■ TO BE DONE
Rewrite the material below, replacing every occurrence of "Logout" with "Sign Out" and keeping all other text unchanged.

■ GIVEN DATA
·····

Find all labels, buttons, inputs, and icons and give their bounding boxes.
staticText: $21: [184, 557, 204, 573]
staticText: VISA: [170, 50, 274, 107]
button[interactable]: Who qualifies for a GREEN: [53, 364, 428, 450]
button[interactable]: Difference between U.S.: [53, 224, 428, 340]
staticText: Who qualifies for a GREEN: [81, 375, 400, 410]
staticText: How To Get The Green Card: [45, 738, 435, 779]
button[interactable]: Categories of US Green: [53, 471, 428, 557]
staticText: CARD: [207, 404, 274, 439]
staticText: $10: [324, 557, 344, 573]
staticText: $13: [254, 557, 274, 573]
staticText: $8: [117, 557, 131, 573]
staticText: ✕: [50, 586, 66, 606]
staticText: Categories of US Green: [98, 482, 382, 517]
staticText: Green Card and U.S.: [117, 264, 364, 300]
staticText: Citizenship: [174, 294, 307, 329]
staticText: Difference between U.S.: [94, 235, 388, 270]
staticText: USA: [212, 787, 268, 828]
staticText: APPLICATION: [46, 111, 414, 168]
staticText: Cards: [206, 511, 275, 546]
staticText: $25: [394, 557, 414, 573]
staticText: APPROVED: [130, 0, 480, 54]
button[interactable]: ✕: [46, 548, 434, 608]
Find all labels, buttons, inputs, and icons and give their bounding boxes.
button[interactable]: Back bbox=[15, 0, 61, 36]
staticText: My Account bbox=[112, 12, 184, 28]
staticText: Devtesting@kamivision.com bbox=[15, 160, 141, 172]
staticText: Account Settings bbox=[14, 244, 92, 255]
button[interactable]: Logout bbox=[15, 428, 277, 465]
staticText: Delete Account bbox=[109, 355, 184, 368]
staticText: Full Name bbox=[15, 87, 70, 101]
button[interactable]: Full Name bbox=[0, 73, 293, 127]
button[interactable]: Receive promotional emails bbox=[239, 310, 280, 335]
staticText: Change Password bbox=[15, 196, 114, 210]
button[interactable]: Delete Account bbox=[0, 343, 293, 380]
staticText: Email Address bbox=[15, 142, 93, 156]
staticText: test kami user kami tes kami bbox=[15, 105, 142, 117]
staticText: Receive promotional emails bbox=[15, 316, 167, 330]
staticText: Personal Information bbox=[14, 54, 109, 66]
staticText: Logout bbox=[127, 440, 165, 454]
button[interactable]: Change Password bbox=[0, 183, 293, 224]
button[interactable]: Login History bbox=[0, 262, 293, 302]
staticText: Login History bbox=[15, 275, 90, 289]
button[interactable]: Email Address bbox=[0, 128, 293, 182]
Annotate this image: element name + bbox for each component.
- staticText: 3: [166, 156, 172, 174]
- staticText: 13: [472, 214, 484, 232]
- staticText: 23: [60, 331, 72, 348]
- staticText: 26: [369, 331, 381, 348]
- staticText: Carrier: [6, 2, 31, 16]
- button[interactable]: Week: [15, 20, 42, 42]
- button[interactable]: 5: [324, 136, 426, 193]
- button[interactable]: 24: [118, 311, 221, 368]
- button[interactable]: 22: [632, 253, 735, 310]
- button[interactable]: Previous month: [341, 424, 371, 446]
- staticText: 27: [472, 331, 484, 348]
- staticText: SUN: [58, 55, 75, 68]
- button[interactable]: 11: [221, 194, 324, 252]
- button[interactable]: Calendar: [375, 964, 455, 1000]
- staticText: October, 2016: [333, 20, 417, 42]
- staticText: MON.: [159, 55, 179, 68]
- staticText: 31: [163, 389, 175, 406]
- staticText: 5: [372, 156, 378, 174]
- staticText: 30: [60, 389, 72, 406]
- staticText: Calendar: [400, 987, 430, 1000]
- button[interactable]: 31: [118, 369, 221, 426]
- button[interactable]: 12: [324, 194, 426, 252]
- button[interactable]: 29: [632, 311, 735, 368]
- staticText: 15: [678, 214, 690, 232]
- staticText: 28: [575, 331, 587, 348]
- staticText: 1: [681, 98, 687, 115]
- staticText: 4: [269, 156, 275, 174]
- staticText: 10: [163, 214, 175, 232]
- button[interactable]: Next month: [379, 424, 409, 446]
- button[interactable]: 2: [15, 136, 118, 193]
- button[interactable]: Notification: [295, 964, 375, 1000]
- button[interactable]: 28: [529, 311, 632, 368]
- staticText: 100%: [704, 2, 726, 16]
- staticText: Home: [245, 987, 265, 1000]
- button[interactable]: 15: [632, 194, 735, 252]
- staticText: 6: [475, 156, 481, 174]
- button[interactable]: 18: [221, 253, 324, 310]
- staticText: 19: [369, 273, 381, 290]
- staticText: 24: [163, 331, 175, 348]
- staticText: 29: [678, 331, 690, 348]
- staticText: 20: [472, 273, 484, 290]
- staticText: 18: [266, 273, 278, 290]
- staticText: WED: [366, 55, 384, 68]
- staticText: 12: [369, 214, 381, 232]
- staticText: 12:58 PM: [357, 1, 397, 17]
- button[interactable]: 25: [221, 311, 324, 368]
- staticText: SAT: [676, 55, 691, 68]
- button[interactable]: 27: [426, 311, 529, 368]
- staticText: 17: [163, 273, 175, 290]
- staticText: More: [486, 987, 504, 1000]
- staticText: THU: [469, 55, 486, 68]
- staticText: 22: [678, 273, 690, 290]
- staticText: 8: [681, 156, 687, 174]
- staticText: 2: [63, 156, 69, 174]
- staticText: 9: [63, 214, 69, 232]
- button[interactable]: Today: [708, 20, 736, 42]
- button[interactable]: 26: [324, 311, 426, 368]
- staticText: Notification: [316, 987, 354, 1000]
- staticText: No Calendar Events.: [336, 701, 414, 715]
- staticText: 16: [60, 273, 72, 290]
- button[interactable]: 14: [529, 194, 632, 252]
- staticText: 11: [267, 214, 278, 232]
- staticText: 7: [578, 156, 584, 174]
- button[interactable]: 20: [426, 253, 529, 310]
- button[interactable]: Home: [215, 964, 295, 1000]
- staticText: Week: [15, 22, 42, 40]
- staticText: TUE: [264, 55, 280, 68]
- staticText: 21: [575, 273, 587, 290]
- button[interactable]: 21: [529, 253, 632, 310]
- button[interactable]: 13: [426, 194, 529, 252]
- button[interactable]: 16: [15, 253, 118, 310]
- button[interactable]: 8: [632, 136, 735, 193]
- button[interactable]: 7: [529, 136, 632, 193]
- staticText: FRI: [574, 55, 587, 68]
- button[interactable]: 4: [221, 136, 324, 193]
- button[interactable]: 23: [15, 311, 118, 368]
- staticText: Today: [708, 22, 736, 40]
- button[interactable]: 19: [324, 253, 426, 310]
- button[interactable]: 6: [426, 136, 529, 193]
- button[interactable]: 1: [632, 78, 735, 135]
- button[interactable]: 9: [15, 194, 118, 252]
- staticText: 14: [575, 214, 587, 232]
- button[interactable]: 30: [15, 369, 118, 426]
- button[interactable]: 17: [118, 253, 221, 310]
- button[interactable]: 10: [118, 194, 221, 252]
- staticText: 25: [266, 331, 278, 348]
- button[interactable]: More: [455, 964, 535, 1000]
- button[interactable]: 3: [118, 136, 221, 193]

·····

■ RESULT
Find all labels, buttons, inputs, and icons and give their bounding boxes.
staticText: $21: [184, 557, 204, 573]
staticText: VISA: [170, 50, 274, 107]
button[interactable]: Who qualifies for a GREEN: [53, 364, 428, 450]
button[interactable]: Difference between U.S.: [53, 224, 428, 340]
staticText: Who qualifies for a GREEN: [81, 375, 400, 410]
staticText: How To Get The Green Card: [45, 738, 435, 779]
button[interactable]: Categories of US Green: [53, 471, 428, 557]
staticText: CARD: [207, 404, 274, 439]
staticText: $10: [324, 557, 344, 573]
staticText: $13: [254, 557, 274, 573]
staticText: $8: [117, 557, 131, 573]
staticText: ✕: [50, 586, 66, 606]
staticText: Categories of US Green: [98, 482, 382, 517]
staticText: Green Card and U.S.: [117, 264, 364, 300]
staticText: Citizenship: [174, 294, 307, 329]
staticText: Difference between U.S.: [94, 235, 388, 270]
staticText: USA: [212, 787, 268, 828]
staticText: APPLICATION: [46, 111, 414, 168]
staticText: Cards: [206, 511, 275, 546]
staticText: $25: [394, 557, 414, 573]
staticText: APPROVED: [130, 0, 480, 54]
button[interactable]: ✕: [46, 548, 434, 608]
Find all labels, buttons, inputs, and icons and give their bounding boxes.
button[interactable]: Back bbox=[15, 0, 61, 36]
staticText: My Account bbox=[112, 12, 184, 28]
staticText: Devtesting@kamivision.com bbox=[15, 160, 141, 172]
staticText: Account Settings bbox=[14, 244, 92, 255]
button[interactable]: Sign Out bbox=[15, 428, 277, 465]
staticText: Delete Account bbox=[109, 355, 184, 368]
staticText: Full Name bbox=[15, 87, 70, 101]
button[interactable]: Full Name bbox=[0, 73, 293, 127]
button[interactable]: Receive promotional emails bbox=[239, 310, 280, 335]
staticText: Change Password bbox=[15, 196, 114, 210]
button[interactable]: Delete Account bbox=[0, 343, 293, 380]
staticText: Email Address bbox=[15, 142, 93, 156]
staticText: test kami user kami tes kami bbox=[15, 105, 142, 117]
staticText: Receive promotional emails bbox=[15, 316, 167, 330]
staticText: Personal Information bbox=[14, 54, 109, 66]
staticText: Sign Out bbox=[127, 440, 165, 454]
button[interactable]: Change Password bbox=[0, 183, 293, 224]
button[interactable]: Login History bbox=[0, 262, 293, 302]
staticText: Login History bbox=[15, 275, 90, 289]
button[interactable]: Email Address bbox=[0, 128, 293, 182]
Annotate this image: element name + bbox for each component.
- staticText: 3: [166, 156, 172, 174]
- staticText: 13: [472, 214, 484, 232]
- staticText: 23: [60, 331, 72, 348]
- staticText: 26: [369, 331, 381, 348]
- staticText: Carrier: [6, 2, 31, 16]
- button[interactable]: Week: [15, 20, 42, 42]
- button[interactable]: 5: [324, 136, 426, 193]
- button[interactable]: 24: [118, 311, 221, 368]
- button[interactable]: 22: [632, 253, 735, 310]
- button[interactable]: Previous month: [341, 424, 371, 446]
- staticText: 27: [472, 331, 484, 348]
- staticText: SUN: [58, 55, 75, 68]
- button[interactable]: 11: [221, 194, 324, 252]
- button[interactable]: Calendar: [375, 964, 455, 1000]
- staticText: October, 2016: [333, 20, 417, 42]
- staticText: MON.: [159, 55, 179, 68]
- staticText: 31: [163, 389, 175, 406]
- staticText: 5: [372, 156, 378, 174]
- staticText: 30: [60, 389, 72, 406]
- staticText: Calendar: [400, 987, 430, 1000]
- button[interactable]: 31: [118, 369, 221, 426]
- button[interactable]: 12: [324, 194, 426, 252]
- button[interactable]: 29: [632, 311, 735, 368]
- staticText: 15: [678, 214, 690, 232]
- staticText: 28: [575, 331, 587, 348]
- staticText: 1: [681, 98, 687, 115]
- staticText: 4: [269, 156, 275, 174]
- staticText: 10: [163, 214, 175, 232]
- button[interactable]: Next month: [379, 424, 409, 446]
- button[interactable]: 2: [15, 136, 118, 193]
- button[interactable]: Notification: [295, 964, 375, 1000]
- button[interactable]: 28: [529, 311, 632, 368]
- staticText: 100%: [704, 2, 726, 16]
- staticText: Home: [245, 987, 265, 1000]
- button[interactable]: 15: [632, 194, 735, 252]
- staticText: 6: [475, 156, 481, 174]
- button[interactable]: 18: [221, 253, 324, 310]
- staticText: 19: [369, 273, 381, 290]
- staticText: 24: [163, 331, 175, 348]
- staticText: 29: [678, 331, 690, 348]
- staticText: 20: [472, 273, 484, 290]
- staticText: 18: [266, 273, 278, 290]
- staticText: WED: [366, 55, 384, 68]
- staticText: 12: [369, 214, 381, 232]
- staticText: 12:58 PM: [357, 1, 397, 17]
- button[interactable]: 25: [221, 311, 324, 368]
- staticText: SAT: [676, 55, 691, 68]
- button[interactable]: 27: [426, 311, 529, 368]
- staticText: 17: [163, 273, 175, 290]
- staticText: More: [486, 987, 504, 1000]
- staticText: THU: [469, 55, 486, 68]
- staticText: 22: [678, 273, 690, 290]
- staticText: 8: [681, 156, 687, 174]
- staticText: 2: [63, 156, 69, 174]
- staticText: 9: [63, 214, 69, 232]
- button[interactable]: Today: [708, 20, 736, 42]
- button[interactable]: 26: [324, 311, 426, 368]
- staticText: Notification: [316, 987, 354, 1000]
- staticText: No Calendar Events.: [336, 701, 414, 715]
- staticText: 16: [60, 273, 72, 290]
- button[interactable]: 14: [529, 194, 632, 252]
- staticText: 11: [267, 214, 278, 232]
- staticText: 7: [578, 156, 584, 174]
- button[interactable]: 20: [426, 253, 529, 310]
- button[interactable]: Home: [215, 964, 295, 1000]
- staticText: Week: [15, 22, 42, 40]
- staticText: TUE: [264, 55, 280, 68]
- staticText: 21: [575, 273, 587, 290]
- button[interactable]: 21: [529, 253, 632, 310]
- button[interactable]: 13: [426, 194, 529, 252]
- button[interactable]: 16: [15, 253, 118, 310]
- button[interactable]: 8: [632, 136, 735, 193]
- button[interactable]: 7: [529, 136, 632, 193]
- staticText: FRI: [574, 55, 587, 68]
- button[interactable]: 4: [221, 136, 324, 193]
- button[interactable]: 23: [15, 311, 118, 368]
- staticText: Today: [708, 22, 736, 40]
- button[interactable]: 19: [324, 253, 426, 310]
- button[interactable]: 6: [426, 136, 529, 193]
- button[interactable]: 1: [632, 78, 735, 135]
- button[interactable]: 9: [15, 194, 118, 252]
- staticText: 14: [575, 214, 587, 232]
- button[interactable]: 30: [15, 369, 118, 426]
- button[interactable]: 17: [118, 253, 221, 310]
- button[interactable]: 10: [118, 194, 221, 252]
- staticText: 25: [266, 331, 278, 348]
- button[interactable]: More: [455, 964, 535, 1000]
- button[interactable]: 3: [118, 136, 221, 193]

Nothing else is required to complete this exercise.